Dataset items
•••

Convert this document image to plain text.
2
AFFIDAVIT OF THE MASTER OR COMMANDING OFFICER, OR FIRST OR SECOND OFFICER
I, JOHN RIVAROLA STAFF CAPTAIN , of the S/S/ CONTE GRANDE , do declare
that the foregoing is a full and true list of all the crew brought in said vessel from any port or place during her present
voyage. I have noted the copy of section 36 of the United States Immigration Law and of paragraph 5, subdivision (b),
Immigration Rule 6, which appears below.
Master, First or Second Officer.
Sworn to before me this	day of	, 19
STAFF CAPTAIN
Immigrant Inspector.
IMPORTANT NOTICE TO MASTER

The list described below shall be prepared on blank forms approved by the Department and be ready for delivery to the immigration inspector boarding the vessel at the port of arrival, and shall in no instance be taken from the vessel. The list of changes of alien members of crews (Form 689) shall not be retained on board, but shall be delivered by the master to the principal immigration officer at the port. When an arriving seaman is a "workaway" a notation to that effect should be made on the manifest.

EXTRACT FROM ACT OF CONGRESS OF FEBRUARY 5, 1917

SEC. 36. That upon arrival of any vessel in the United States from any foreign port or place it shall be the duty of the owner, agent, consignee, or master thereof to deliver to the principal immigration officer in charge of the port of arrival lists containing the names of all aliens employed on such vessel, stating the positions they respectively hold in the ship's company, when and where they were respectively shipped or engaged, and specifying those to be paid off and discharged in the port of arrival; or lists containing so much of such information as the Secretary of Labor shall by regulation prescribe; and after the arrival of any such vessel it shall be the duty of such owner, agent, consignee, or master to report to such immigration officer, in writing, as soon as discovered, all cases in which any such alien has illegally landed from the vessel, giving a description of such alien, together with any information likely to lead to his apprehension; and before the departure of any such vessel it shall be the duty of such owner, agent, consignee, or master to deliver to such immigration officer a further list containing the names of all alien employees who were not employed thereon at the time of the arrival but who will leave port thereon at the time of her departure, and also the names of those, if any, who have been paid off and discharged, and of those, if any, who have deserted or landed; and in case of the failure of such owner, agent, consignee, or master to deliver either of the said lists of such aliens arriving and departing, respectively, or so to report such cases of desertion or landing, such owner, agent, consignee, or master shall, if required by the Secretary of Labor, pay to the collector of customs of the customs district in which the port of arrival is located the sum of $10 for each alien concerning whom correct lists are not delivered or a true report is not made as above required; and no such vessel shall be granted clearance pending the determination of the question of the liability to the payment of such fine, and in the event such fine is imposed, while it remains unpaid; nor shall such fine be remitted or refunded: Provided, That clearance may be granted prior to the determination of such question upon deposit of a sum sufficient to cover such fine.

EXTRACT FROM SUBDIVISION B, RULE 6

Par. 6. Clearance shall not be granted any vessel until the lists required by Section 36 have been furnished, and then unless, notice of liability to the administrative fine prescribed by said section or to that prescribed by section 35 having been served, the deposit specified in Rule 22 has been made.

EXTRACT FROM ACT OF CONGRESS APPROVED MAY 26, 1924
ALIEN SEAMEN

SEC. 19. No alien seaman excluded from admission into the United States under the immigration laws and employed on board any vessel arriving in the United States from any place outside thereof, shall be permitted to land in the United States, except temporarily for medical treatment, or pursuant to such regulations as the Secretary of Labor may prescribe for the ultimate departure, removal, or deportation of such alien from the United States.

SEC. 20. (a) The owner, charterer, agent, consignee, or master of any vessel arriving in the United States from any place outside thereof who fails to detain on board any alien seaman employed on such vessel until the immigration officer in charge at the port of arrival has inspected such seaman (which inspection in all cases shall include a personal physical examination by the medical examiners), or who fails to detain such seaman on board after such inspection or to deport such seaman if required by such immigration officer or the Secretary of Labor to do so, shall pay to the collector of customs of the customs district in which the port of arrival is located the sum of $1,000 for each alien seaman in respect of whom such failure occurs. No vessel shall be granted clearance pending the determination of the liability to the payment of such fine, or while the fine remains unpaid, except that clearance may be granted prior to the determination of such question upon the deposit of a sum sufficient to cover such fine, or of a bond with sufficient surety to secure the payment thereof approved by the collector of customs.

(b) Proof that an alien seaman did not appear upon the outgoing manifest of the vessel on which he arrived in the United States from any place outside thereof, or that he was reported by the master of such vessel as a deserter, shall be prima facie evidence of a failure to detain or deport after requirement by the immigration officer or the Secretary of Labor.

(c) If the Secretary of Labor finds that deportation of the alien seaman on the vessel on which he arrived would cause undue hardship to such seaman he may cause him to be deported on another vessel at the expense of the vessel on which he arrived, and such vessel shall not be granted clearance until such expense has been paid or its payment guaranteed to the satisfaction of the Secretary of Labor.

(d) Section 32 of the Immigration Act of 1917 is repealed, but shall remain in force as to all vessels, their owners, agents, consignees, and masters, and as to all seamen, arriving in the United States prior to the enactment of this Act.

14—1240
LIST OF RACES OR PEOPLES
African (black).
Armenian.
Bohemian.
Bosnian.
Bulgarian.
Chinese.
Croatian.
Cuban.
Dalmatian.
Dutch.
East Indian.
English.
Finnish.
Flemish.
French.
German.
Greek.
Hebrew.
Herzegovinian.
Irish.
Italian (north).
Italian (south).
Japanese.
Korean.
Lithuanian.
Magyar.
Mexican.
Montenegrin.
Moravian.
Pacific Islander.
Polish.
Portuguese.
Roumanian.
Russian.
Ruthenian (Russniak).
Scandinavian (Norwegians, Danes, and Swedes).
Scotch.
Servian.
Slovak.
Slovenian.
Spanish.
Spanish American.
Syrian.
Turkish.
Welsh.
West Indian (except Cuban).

•••

### [Direction]
Your task is to repeat every line exactly.

### [Worked solution]
Convert this document image to plain text.
2
AFFIDAVIT OF THE MASTER OR COMMANDING OFFICER, OR FIRST OR SECOND OFFICER
I, JOHN RIVAROLA STAFF CAPTAIN , of the S/S/ CONTE GRANDE , do declare
that the foregoing is a full and true list of all the crew brought in said vessel from any port or place during her present
voyage. I have noted the copy of section 36 of the United States Immigration Law and of paragraph 5, subdivision (b),
Immigration Rule 6, which appears below.
Master, First or Second Officer.
Sworn to before me this	day of	, 19
STAFF CAPTAIN
Immigrant Inspector.
IMPORTANT NOTICE TO MASTER

The list described below shall be prepared on blank forms approved by the Department and be ready for delivery to the immigration inspector boarding the vessel at the port of arrival, and shall in no instance be taken from the vessel. The list of changes of alien members of crews (Form 689) shall not be retained on board, but shall be delivered by the master to the principal immigration officer at the port. When an arriving seaman is a "workaway" a notation to that effect should be made on the manifest.

EXTRACT FROM ACT OF CONGRESS OF FEBRUARY 5, 1917

SEC. 36. That upon arrival of any vessel in the United States from any foreign port or place it shall be the duty of the owner, agent, consignee, or master thereof to deliver to the principal immigration officer in charge of the port of arrival lists containing the names of all aliens employed on such vessel, stating the positions they respectively hold in the ship's company, when and where they were respectively shipped or engaged, and specifying those to be paid off and discharged in the port of arrival; or lists containing so much of such information as the Secretary of Labor shall by regulation prescribe; and after the arrival of any such vessel it shall be the duty of such owner, agent, consignee, or master to report to such immigration officer, in writing, as soon as discovered, all cases in which any such alien has illegally landed from the vessel, giving a description of such alien, together with any information likely to lead to his apprehension; and before the departure of any such vessel it shall be the duty of such owner, agent, consignee, or master to deliver to such immigration officer a further list containing the names of all alien employees who were not employed thereon at the time of the arrival but who will leave port thereon at the time of her departure, and also the names of those, if any, who have been paid off and discharged, and of those, if any, who have deserted or landed; and in case of the failure of such owner, agent, consignee, or master to deliver either of the said lists of such aliens arriving and departing, respectively, or so to report such cases of desertion or landing, such owner, agent, consignee, or master shall, if required by the Secretary of Labor, pay to the collector of customs of the customs district in which the port of arrival is located the sum of $10 for each alien concerning whom correct lists are not delivered or a true report is not made as above required; and no such vessel shall be granted clearance pending the determination of the question of the liability to the payment of such fine, and in the event such fine is imposed, while it remains unpaid; nor shall such fine be remitted or refunded: Provided, That clearance may be granted prior to the determination of such question upon deposit of a sum sufficient to cover such fine.

EXTRACT FROM SUBDIVISION B, RULE 6

Par. 6. Clearance shall not be granted any vessel until the lists required by Section 36 have been furnished, and then unless, notice of liability to the administrative fine prescribed by said section or to that prescribed by section 35 having been served, the deposit specified in Rule 22 has been made.

EXTRACT FROM ACT OF CONGRESS APPROVED MAY 26, 1924
ALIEN SEAMEN

SEC. 19. No alien seaman excluded from admission into the United States under the immigration laws and employed on board any vessel arriving in the United States from any place outside thereof, shall be permitted to land in the United States, except temporarily for medical treatment, or pursuant to such regulations as the Secretary of Labor may prescribe for the ultimate departure, removal, or deportation of such alien from the United States.

SEC. 20. (a) The owner, charterer, agent, consignee, or master of any vessel arriving in the United States from any place outside thereof who fails to detain on board any alien seaman employed on such vessel until the immigration officer in charge at the port of arrival has inspected such seaman (which inspection in all cases shall include a personal physical examination by the medical examiners), or who fails to detain such seaman on board after such inspection or to deport such seaman if required by such immigration officer or the Secretary of Labor to do so, shall pay to the collector of customs of the customs district in which the port of arrival is located the sum of $1,000 for each alien seaman in respect of whom such failure occurs. No vessel shall be granted clearance pending the determination of the liability to the payment of such fine, or while the fine remains unpaid, except that clearance may be granted prior to the determination of such question upon the deposit of a sum sufficient to cover such fine, or of a bond with sufficient surety to secure the payment thereof approved by the collector of customs.

(b) Proof that an alien seaman did not appear upon the outgoing manifest of the vessel on which he arrived in the United States from any place outside thereof, or that he was reported by the master of such vessel as a deserter, shall be prima facie evidence of a failure to detain or deport after requirement by the immigration officer or the Secretary of Labor.

(c) If the Secretary of Labor finds that deportation of the alien seaman on the vessel on which he arrived would cause undue hardship to such seaman he may cause him to be deported on another vessel at the expense of the vessel on which he arrived, and such vessel shall not be granted clearance until such expense has been paid or its payment guaranteed to the satisfaction of the Secretary of Labor.

(d) Section 32 of the Immigration Act of 1917 is repealed, but shall remain in force as to all vessels, their owners, agents, consignees, and masters, and as to all seamen, arriving in the United States prior to the enactment of this Act.

14—1240
LIST OF RACES OR PEOPLES
African (black).
Armenian.
Bohemian.
Bosnian.
Bulgarian.
Chinese.
Croatian.
Cuban.
Dalmatian.
Dutch.
East Indian.
English.
Finnish.
Flemish.
French.
German.
Greek.
Hebrew.
Herzegovinian.
Irish.
Italian (north).
Italian (south).
Japanese.
Korean.
Lithuanian.
Magyar.
Mexican.
Montenegrin.
Moravian.
Pacific Islander.
Polish.
Portuguese.
Roumanian.
Russian.
Ruthenian (Russniak).
Scandinavian (Norwegians, Danes, and Swedes).
Scotch.
Servian.
Slovak.
Slovenian.
Spanish.
Spanish American.
Syrian.
Turkish.
Welsh.
West Indian (except Cuban).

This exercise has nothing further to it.